┌──
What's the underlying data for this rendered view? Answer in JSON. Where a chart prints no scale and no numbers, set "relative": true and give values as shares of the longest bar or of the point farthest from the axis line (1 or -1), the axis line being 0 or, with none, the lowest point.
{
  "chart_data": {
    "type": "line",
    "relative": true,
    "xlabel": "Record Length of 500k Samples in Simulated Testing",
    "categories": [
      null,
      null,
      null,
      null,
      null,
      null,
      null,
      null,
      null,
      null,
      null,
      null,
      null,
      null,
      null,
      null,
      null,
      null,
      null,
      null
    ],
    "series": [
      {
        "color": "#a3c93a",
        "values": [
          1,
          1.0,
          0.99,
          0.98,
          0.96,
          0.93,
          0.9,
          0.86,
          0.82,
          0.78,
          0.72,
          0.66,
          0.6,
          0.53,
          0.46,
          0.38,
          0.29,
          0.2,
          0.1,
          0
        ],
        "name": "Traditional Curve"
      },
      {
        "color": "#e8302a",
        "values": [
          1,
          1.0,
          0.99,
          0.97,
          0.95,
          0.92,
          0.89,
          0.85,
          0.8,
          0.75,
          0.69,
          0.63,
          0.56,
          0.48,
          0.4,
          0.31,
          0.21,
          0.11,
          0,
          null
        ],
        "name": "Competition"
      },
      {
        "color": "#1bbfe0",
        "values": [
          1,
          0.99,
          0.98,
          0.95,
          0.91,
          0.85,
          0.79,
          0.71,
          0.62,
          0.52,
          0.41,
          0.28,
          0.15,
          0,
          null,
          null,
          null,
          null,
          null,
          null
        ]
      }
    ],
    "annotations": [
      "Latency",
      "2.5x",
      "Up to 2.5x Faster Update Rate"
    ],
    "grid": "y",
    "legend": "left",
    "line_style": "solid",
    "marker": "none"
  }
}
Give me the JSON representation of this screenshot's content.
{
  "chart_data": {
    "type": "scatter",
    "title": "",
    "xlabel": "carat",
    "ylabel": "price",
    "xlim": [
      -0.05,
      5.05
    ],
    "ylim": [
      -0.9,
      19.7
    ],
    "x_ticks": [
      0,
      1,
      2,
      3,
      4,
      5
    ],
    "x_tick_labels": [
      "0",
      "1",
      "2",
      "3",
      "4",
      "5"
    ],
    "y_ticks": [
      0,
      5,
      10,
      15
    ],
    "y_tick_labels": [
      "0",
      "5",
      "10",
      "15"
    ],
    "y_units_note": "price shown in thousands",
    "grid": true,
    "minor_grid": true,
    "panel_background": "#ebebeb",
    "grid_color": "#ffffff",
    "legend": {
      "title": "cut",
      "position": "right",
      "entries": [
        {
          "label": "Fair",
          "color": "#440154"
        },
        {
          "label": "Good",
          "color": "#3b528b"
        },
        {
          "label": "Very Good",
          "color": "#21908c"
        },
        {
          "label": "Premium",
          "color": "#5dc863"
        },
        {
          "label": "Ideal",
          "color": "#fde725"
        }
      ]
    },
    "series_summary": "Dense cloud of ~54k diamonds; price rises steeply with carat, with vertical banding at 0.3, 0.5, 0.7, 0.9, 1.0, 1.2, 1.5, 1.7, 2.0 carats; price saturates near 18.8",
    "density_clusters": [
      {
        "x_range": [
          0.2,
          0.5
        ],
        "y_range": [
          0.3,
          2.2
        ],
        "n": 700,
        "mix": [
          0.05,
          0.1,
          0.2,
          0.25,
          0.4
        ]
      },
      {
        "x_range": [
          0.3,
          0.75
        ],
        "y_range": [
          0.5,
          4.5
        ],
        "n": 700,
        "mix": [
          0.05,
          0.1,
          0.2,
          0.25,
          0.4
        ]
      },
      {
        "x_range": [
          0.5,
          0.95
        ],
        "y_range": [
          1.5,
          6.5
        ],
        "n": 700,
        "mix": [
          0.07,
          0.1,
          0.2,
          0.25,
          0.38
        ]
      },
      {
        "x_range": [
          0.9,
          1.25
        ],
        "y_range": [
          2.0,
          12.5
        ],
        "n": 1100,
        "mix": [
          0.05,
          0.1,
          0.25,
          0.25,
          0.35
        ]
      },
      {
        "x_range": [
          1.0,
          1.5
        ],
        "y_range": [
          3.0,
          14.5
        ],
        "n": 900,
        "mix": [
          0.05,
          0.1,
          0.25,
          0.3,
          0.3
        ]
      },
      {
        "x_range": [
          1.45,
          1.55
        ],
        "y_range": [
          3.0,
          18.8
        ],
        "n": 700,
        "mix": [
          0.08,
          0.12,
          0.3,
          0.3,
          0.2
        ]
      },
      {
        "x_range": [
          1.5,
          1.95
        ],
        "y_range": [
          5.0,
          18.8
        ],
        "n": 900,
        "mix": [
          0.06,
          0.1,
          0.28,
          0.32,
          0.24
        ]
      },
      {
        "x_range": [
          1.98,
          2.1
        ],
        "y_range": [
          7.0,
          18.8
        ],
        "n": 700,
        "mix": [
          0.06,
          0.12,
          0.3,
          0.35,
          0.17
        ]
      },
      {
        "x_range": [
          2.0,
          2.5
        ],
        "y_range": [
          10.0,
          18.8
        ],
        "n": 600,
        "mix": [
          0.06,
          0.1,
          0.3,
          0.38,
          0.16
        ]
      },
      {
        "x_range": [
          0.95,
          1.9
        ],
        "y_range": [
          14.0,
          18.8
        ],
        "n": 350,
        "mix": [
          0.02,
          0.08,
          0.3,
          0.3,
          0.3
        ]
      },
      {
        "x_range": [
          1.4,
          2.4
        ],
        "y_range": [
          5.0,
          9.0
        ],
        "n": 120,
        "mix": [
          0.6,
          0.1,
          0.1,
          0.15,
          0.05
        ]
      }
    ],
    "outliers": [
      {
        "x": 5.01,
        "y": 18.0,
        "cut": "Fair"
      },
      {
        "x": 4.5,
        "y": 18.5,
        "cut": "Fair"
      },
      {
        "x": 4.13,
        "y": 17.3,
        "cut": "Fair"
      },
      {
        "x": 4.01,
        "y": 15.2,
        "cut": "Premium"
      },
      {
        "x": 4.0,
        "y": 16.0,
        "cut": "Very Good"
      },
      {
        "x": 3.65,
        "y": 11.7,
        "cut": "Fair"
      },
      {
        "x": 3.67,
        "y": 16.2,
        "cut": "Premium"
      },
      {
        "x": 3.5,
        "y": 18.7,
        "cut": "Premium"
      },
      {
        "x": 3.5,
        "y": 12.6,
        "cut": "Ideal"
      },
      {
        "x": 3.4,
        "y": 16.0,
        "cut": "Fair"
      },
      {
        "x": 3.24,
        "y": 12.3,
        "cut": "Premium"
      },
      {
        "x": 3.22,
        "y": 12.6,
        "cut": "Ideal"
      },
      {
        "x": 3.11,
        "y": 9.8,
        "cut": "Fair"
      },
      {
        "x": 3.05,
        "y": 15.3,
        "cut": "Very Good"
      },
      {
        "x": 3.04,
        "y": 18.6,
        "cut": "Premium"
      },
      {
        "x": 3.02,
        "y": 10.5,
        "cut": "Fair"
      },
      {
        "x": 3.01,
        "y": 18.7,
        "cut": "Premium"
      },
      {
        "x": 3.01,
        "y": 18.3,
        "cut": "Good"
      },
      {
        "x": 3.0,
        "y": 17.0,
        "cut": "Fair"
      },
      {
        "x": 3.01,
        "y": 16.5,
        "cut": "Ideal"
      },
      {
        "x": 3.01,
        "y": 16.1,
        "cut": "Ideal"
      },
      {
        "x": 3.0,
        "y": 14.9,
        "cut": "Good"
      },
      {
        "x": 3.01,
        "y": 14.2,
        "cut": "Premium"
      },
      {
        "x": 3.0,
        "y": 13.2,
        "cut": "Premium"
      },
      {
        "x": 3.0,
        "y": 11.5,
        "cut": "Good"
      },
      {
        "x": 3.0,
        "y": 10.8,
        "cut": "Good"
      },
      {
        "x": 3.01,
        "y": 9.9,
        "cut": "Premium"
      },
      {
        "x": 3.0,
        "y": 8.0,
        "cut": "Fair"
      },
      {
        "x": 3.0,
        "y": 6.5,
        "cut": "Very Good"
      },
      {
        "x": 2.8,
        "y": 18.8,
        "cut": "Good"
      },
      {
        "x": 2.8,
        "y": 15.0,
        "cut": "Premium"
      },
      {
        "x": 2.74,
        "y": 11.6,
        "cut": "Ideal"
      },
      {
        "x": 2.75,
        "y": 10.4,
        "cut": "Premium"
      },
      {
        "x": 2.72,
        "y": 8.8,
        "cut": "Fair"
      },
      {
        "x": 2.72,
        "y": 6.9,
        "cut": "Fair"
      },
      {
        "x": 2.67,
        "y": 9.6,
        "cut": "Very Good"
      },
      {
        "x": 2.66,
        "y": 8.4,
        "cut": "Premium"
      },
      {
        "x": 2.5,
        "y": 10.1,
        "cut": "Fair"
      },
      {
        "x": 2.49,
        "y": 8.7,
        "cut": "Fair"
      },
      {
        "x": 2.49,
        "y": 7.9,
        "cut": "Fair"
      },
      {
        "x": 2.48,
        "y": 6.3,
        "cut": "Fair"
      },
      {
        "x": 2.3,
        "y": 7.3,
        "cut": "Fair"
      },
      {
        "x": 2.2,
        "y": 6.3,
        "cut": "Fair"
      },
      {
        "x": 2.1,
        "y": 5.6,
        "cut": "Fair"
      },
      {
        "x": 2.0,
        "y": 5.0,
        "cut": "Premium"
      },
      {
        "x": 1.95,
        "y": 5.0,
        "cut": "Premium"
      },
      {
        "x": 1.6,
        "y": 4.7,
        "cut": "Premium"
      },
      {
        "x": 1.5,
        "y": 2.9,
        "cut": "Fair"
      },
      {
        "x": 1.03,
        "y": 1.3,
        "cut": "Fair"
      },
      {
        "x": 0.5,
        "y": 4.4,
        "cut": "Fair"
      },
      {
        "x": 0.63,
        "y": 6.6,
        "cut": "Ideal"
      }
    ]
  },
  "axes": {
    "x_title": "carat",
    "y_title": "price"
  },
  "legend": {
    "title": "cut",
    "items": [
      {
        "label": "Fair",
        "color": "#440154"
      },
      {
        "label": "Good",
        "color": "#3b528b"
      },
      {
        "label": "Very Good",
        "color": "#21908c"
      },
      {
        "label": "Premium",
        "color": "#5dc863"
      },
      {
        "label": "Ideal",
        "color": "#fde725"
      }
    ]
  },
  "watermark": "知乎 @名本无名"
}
└──
■ TASK BRIEF ■
Working from the listing above, pick out every line that has "name" and copy it.

■ EXPECTED ANSWER ■
        "name": "Traditional Curve"
        "name": "Competition"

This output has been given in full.